------ Listed records ------

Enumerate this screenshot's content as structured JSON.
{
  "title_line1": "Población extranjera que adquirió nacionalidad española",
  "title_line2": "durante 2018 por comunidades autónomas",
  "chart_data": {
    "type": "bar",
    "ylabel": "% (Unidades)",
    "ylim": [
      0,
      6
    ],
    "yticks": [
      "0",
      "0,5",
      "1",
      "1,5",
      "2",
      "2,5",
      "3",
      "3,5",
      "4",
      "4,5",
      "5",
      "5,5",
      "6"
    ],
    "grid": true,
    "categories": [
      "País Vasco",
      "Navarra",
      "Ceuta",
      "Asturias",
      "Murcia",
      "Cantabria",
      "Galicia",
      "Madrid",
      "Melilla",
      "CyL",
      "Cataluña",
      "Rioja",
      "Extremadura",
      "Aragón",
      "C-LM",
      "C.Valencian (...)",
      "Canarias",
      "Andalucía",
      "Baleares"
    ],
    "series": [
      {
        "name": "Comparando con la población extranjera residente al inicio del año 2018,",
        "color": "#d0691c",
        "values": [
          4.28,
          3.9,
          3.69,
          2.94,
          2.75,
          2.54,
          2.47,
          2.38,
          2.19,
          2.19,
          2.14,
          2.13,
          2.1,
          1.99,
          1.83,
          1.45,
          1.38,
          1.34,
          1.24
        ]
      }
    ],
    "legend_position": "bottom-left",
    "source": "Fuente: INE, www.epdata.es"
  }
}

------

Problem:
Exactly as written above, please repeat the entries.

The solution:
Enumerate this screenshot's content as structured JSON.
{
  "title_line1": "Población extranjera que adquirió nacionalidad española",
  "title_line2": "durante 2018 por comunidades autónomas",
  "chart_data": {
    "type": "bar",
    "ylabel": "% (Unidades)",
    "ylim": [
      0,
      6
    ],
    "yticks": [
      "0",
      "0,5",
      "1",
      "1,5",
      "2",
      "2,5",
      "3",
      "3,5",
      "4",
      "4,5",
      "5",
      "5,5",
      "6"
    ],
    "grid": true,
    "categories": [
      "País Vasco",
      "Navarra",
      "Ceuta",
      "Asturias",
      "Murcia",
      "Cantabria",
      "Galicia",
      "Madrid",
      "Melilla",
      "CyL",
      "Cataluña",
      "Rioja",
      "Extremadura",
      "Aragón",
      "C-LM",
      "C.Valencian (...)",
      "Canarias",
      "Andalucía",
      "Baleares"
    ],
    "series": [
      {
        "name": "Comparando con la población extranjera residente al inicio del año 2018,",
        "color": "#d0691c",
        "values": [
          4.28,
          3.9,
          3.69,
          2.94,
          2.75,
          2.54,
          2.47,
          2.38,
          2.19,
          2.19,
          2.14,
          2.13,
          2.1,
          1.99,
          1.83,
          1.45,
          1.38,
          1.34,
          1.24
        ]
      }
    ],
    "legend_position": "bottom-left",
    "source": "Fuente: INE, www.epdata.es"
  }
}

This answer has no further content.